**DIRECTIONS FOR THIS TASK**
How many lines in this data contain the string "comparison"? Reply with the number only.

**EXERCISE MATERIALS**
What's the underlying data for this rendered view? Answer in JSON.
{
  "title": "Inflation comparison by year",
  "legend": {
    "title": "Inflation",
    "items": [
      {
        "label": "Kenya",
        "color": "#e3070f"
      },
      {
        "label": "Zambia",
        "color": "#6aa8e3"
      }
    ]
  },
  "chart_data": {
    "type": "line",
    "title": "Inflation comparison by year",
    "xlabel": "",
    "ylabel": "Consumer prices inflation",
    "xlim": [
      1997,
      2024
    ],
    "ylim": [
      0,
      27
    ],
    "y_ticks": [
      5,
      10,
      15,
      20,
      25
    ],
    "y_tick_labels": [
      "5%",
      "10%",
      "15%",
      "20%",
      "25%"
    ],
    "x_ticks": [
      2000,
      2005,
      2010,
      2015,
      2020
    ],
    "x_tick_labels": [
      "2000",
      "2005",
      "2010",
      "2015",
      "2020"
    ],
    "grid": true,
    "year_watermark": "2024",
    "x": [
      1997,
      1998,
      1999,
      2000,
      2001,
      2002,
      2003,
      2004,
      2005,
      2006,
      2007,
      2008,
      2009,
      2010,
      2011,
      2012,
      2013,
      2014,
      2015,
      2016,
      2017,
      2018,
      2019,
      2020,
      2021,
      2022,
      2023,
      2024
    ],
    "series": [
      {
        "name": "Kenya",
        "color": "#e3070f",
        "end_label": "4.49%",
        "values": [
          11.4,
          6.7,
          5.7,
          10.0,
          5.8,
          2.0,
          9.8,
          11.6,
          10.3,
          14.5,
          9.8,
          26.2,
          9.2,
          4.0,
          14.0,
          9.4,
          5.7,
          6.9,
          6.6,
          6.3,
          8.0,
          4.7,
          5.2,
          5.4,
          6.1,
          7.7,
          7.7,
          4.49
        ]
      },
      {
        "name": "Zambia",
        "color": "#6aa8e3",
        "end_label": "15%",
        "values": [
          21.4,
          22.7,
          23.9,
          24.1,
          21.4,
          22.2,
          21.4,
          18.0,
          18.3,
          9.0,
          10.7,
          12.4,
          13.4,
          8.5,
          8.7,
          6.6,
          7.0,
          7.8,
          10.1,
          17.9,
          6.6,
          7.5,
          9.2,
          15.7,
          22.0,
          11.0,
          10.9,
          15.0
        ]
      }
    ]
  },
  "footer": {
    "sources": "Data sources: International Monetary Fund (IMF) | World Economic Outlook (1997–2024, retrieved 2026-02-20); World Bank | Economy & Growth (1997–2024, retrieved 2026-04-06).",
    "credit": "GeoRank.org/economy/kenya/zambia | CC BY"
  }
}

**REPLY TO THE EXERCISE**
2